Records about charts and figures
- - -
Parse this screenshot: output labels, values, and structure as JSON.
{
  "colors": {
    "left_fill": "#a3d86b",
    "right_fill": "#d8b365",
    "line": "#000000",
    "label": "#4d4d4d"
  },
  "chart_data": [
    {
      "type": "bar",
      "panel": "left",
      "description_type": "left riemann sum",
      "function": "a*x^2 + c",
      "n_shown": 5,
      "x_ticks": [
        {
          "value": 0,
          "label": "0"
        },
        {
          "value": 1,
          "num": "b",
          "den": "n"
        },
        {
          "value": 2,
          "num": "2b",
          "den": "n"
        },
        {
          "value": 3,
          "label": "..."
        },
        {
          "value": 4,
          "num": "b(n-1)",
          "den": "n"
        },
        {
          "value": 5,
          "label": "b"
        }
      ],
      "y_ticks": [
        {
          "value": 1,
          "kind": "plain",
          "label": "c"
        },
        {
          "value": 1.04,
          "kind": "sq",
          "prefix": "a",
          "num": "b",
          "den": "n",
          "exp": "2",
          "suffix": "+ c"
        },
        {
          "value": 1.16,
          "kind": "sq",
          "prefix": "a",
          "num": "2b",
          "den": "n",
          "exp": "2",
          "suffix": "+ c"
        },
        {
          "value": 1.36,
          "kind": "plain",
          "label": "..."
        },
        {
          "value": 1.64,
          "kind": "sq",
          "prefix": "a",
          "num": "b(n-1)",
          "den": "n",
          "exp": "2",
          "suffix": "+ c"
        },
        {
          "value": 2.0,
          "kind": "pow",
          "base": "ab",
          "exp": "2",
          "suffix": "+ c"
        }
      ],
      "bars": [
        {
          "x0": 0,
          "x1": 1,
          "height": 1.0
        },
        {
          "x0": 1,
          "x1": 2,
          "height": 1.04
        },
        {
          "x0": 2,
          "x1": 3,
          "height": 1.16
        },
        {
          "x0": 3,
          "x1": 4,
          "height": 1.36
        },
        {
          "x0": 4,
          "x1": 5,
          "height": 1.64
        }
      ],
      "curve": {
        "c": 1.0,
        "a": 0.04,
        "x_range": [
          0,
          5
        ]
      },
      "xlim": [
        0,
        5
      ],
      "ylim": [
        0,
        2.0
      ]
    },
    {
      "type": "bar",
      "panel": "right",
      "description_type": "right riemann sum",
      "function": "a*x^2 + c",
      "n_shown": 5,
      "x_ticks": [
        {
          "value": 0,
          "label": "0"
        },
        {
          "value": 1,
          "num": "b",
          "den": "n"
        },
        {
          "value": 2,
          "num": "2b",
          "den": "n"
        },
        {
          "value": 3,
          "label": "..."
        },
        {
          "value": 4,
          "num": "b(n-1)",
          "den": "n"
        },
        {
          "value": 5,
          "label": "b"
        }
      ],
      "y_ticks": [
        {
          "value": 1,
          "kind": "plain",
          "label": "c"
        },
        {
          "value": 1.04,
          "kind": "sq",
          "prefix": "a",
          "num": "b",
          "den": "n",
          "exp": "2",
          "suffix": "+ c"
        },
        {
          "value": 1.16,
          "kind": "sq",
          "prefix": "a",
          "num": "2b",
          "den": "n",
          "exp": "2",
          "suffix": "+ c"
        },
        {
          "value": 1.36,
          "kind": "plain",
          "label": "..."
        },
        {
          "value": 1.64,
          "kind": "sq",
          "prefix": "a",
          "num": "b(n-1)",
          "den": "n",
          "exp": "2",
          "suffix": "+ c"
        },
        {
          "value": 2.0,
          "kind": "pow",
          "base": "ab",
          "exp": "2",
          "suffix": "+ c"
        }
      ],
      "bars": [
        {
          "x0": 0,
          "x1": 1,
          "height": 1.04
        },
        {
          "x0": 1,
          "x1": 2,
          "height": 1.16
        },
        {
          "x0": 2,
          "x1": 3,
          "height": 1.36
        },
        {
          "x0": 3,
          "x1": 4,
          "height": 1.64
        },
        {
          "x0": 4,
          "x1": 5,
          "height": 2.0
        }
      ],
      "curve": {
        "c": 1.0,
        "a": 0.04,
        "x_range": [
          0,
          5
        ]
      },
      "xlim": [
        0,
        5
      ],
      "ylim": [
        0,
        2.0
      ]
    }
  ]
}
- - -
Aim of the exercise
Nothing in the data may differ; print all of it exactly as written.

Solution to the exercise
Parse this screenshot: output labels, values, and structure as JSON.
{
  "colors": {
    "left_fill": "#a3d86b",
    "right_fill": "#d8b365",
    "line": "#000000",
    "label": "#4d4d4d"
  },
  "chart_data": [
    {
      "type": "bar",
      "panel": "left",
      "description_type": "left riemann sum",
      "function": "a*x^2 + c",
      "n_shown": 5,
      "x_ticks": [
        {
          "value": 0,
          "label": "0"
        },
        {
          "value": 1,
          "num": "b",
          "den": "n"
        },
        {
          "value": 2,
          "num": "2b",
          "den": "n"
        },
        {
          "value": 3,
          "label": "..."
        },
        {
          "value": 4,
          "num": "b(n-1)",
          "den": "n"
        },
        {
          "value": 5,
          "label": "b"
        }
      ],
      "y_ticks": [
        {
          "value": 1,
          "kind": "plain",
          "label": "c"
        },
        {
          "value": 1.04,
          "kind": "sq",
          "prefix": "a",
          "num": "b",
          "den": "n",
          "exp": "2",
          "suffix": "+ c"
        },
        {
          "value": 1.16,
          "kind": "sq",
          "prefix": "a",
          "num": "2b",
          "den": "n",
          "exp": "2",
          "suffix": "+ c"
        },
        {
          "value": 1.36,
          "kind": "plain",
          "label": "..."
        },
        {
          "value": 1.64,
          "kind": "sq",
          "prefix": "a",
          "num": "b(n-1)",
          "den": "n",
          "exp": "2",
          "suffix": "+ c"
        },
        {
          "value": 2.0,
          "kind": "pow",
          "base": "ab",
          "exp": "2",
          "suffix": "+ c"
        }
      ],
      "bars": [
        {
          "x0": 0,
          "x1": 1,
          "height": 1.0
        },
        {
          "x0": 1,
          "x1": 2,
          "height": 1.04
        },
        {
          "x0": 2,
          "x1": 3,
          "height": 1.16
        },
        {
          "x0": 3,
          "x1": 4,
          "height": 1.36
        },
        {
          "x0": 4,
          "x1": 5,
          "height": 1.64
        }
      ],
      "curve": {
        "c": 1.0,
        "a": 0.04,
        "x_range": [
          0,
          5
        ]
      },
      "xlim": [
        0,
        5
      ],
      "ylim": [
        0,
        2.0
      ]
    },
    {
      "type": "bar",
      "panel": "right",
      "description_type": "right riemann sum",
      "function": "a*x^2 + c",
      "n_shown": 5,
      "x_ticks": [
        {
          "value": 0,
          "label": "0"
        },
        {
          "value": 1,
          "num": "b",
          "den": "n"
        },
        {
          "value": 2,
          "num": "2b",
          "den": "n"
        },
        {
          "value": 3,
          "label": "..."
        },
        {
          "value": 4,
          "num": "b(n-1)",
          "den": "n"
        },
        {
          "value": 5,
          "label": "b"
        }
      ],
      "y_ticks": [
        {
          "value": 1,
          "kind": "plain",
          "label": "c"
        },
        {
          "value": 1.04,
          "kind": "sq",
          "prefix": "a",
          "num": "b",
          "den": "n",
          "exp": "2",
          "suffix": "+ c"
        },
        {
          "value": 1.16,
          "kind": "sq",
          "prefix": "a",
          "num": "2b",
          "den": "n",
          "exp": "2",
          "suffix": "+ c"
        },
        {
          "value": 1.36,
          "kind": "plain",
          "label": "..."
        },
        {
          "value": 1.64,
          "kind": "sq",
          "prefix": "a",
          "num": "b(n-1)",
          "den": "n",
          "exp": "2",
          "suffix": "+ c"
        },
        {
          "value": 2.0,
          "kind": "pow",
          "base": "ab",
          "exp": "2",
          "suffix": "+ c"
        }
      ],
      "bars": [
        {
          "x0": 0,
          "x1": 1,
          "height": 1.04
        },
        {
          "x0": 1,
          "x1": 2,
          "height": 1.16
        },
        {
          "x0": 2,
          "x1": 3,
          "height": 1.36
        },
        {
          "x0": 3,
          "x1": 4,
          "height": 1.64
        },
        {
          "x0": 4,
          "x1": 5,
          "height": 2.0
        }
      ],
      "curve": {
        "c": 1.0,
        "a": 0.04,
        "x_range": [
          0,
          5
        ]
      },
      "xlim": [
        0,
        5
      ],
      "ylim": [
        0,
        2.0
      ]
    }
  ]
}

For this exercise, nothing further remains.